▶ **PROMPT**: State how many lines of the entries include the string "Jones", please, leaving out everything but the number.

▶ **DATA**:
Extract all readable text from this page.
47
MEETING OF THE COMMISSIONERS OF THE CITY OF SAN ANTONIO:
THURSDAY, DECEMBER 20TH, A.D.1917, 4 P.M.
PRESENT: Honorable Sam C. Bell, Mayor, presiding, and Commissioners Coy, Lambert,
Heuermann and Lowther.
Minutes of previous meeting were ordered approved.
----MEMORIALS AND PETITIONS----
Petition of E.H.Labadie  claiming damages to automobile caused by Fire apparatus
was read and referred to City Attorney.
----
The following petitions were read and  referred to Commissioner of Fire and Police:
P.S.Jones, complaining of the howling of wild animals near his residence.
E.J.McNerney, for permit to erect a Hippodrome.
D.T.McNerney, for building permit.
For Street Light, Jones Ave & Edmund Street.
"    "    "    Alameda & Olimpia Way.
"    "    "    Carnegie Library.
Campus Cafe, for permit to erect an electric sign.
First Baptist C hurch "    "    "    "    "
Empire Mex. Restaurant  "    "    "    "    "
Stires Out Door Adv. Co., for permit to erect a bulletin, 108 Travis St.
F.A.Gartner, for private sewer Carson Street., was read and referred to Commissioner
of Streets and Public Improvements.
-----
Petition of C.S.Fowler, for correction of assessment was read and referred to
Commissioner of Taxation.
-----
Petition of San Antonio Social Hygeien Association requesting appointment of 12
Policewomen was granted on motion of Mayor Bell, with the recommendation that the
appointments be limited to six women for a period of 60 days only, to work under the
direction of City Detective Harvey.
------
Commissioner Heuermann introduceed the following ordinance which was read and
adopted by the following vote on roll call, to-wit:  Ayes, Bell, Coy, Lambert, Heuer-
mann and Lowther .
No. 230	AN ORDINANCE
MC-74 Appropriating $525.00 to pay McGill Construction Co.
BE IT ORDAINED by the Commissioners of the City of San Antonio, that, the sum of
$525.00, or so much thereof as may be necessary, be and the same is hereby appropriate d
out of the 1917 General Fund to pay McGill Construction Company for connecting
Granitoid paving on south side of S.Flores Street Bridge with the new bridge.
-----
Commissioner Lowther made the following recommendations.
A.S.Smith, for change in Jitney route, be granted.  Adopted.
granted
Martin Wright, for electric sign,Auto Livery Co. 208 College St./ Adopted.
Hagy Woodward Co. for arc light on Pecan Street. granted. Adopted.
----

▶ **FINAL RESULT**: 2